PROBLEM DETAILS:
Output every record word for word.

DATASET CONTENT:
########################################
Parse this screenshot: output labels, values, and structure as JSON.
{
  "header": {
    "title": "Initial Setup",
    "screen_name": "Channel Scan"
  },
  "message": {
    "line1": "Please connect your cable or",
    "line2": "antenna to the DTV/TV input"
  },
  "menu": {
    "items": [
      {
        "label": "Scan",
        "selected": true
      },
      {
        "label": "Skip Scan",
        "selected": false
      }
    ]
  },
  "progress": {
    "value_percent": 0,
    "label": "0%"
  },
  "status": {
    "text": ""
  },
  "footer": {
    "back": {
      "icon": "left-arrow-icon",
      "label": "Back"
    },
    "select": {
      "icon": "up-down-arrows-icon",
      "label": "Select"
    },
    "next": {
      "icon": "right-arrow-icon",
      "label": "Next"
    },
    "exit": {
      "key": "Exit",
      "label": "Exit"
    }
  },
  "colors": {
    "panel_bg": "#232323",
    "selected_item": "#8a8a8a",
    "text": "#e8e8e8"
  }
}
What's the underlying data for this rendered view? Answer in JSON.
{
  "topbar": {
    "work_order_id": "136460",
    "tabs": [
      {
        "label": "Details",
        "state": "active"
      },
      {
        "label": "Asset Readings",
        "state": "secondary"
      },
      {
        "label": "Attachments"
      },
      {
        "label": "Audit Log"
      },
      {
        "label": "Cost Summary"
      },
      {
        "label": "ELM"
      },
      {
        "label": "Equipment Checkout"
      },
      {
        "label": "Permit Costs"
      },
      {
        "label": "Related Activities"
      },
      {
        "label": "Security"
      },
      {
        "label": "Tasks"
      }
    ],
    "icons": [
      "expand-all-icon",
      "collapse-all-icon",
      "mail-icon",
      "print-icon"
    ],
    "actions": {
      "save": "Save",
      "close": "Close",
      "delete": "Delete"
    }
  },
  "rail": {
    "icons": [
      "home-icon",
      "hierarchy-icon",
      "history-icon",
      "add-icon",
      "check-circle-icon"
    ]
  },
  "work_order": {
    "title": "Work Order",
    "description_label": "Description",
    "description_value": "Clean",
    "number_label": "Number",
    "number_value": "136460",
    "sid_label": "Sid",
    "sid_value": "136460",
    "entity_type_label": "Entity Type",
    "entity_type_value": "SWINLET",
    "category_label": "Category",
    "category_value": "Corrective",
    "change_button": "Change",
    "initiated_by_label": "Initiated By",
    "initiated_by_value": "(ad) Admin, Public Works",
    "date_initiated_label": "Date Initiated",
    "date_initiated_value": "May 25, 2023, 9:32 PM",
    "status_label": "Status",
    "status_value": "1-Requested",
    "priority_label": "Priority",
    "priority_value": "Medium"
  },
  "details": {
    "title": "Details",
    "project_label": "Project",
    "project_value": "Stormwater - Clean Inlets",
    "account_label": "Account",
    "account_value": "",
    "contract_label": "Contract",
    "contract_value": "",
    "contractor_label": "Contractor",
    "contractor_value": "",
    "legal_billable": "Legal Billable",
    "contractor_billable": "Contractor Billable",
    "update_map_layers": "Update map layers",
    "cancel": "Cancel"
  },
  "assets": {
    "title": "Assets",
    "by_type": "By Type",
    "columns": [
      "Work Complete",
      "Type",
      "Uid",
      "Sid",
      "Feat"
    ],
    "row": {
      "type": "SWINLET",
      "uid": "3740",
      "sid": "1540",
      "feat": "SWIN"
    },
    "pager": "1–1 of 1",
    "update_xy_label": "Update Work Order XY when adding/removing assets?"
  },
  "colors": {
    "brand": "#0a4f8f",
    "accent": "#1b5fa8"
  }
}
########################################
PROBLEM SOLUTION:
Parse this screenshot: output labels, values, and structure as JSON.
{
  "header": {
    "title": "Initial Setup",
    "screen_name": "Channel Scan"
  },
  "message": {
    "line1": "Please connect your cable or",
    "line2": "antenna to the DTV/TV input"
  },
  "menu": {
    "items": [
      {
        "label": "Scan",
        "selected": true
      },
      {
        "label": "Skip Scan",
        "selected": false
      }
    ]
  },
  "progress": {
    "value_percent": 0,
    "label": "0%"
  },
  "status": {
    "text": ""
  },
  "footer": {
    "back": {
      "icon": "left-arrow-icon",
      "label": "Back"
    },
    "select": {
      "icon": "up-down-arrows-icon",
      "label": "Select"
    },
    "next": {
      "icon": "right-arrow-icon",
      "label": "Next"
    },
    "exit": {
      "key": "Exit",
      "label": "Exit"
    }
  },
  "colors": {
    "panel_bg": "#232323",
    "selected_item": "#8a8a8a",
    "text": "#e8e8e8"
  }
}
What's the underlying data for this rendered view? Answer in JSON.
{
  "topbar": {
    "work_order_id": "136460",
    "tabs": [
      {
        "label": "Details",
        "state": "active"
      },
      {
        "label": "Asset Readings",
        "state": "secondary"
      },
      {
        "label": "Attachments"
      },
      {
        "label": "Audit Log"
      },
      {
        "label": "Cost Summary"
      },
      {
        "label": "ELM"
      },
      {
        "label": "Equipment Checkout"
      },
      {
        "label": "Permit Costs"
      },
      {
        "label": "Related Activities"
      },
      {
        "label": "Security"
      },
      {
        "label": "Tasks"
      }
    ],
    "icons": [
      "expand-all-icon",
      "collapse-all-icon",
      "mail-icon",
      "print-icon"
    ],
    "actions": {
      "save": "Save",
      "close": "Close",
      "delete": "Delete"
    }
  },
  "rail": {
    "icons": [
      "home-icon",
      "hierarchy-icon",
      "history-icon",
      "add-icon",
      "check-circle-icon"
    ]
  },
  "work_order": {
    "title": "Work Order",
    "description_label": "Description",
    "description_value": "Clean",
    "number_label": "Number",
    "number_value": "136460",
    "sid_label": "Sid",
    "sid_value": "136460",
    "entity_type_label": "Entity Type",
    "entity_type_value": "SWINLET",
    "category_label": "Category",
    "category_value": "Corrective",
    "change_button": "Change",
    "initiated_by_label": "Initiated By",
    "initiated_by_value": "(ad) Admin, Public Works",
    "date_initiated_label": "Date Initiated",
    "date_initiated_value": "May 25, 2023, 9:32 PM",
    "status_label": "Status",
    "status_value": "1-Requested",
    "priority_label": "Priority",
    "priority_value": "Medium"
  },
  "details": {
    "title": "Details",
    "project_label": "Project",
    "project_value": "Stormwater - Clean Inlets",
    "account_label": "Account",
    "account_value": "",
    "contract_label": "Contract",
    "contract_value": "",
    "contractor_label": "Contractor",
    "contractor_value": "",
    "legal_billable": "Legal Billable",
    "contractor_billable": "Contractor Billable",
    "update_map_layers": "Update map layers",
    "cancel": "Cancel"
  },
  "assets": {
    "title": "Assets",
    "by_type": "By Type",
    "columns": [
      "Work Complete",
      "Type",
      "Uid",
      "Sid",
      "Feat"
    ],
    "row": {
      "type": "SWINLET",
      "uid": "3740",
      "sid": "1540",
      "feat": "SWIN"
    },
    "pager": "1–1 of 1",
    "update_xy_label": "Update Work Order XY when adding/removing assets?"
  },
  "colors": {
    "brand": "#0a4f8f",
    "accent": "#1b5fa8"
  }
}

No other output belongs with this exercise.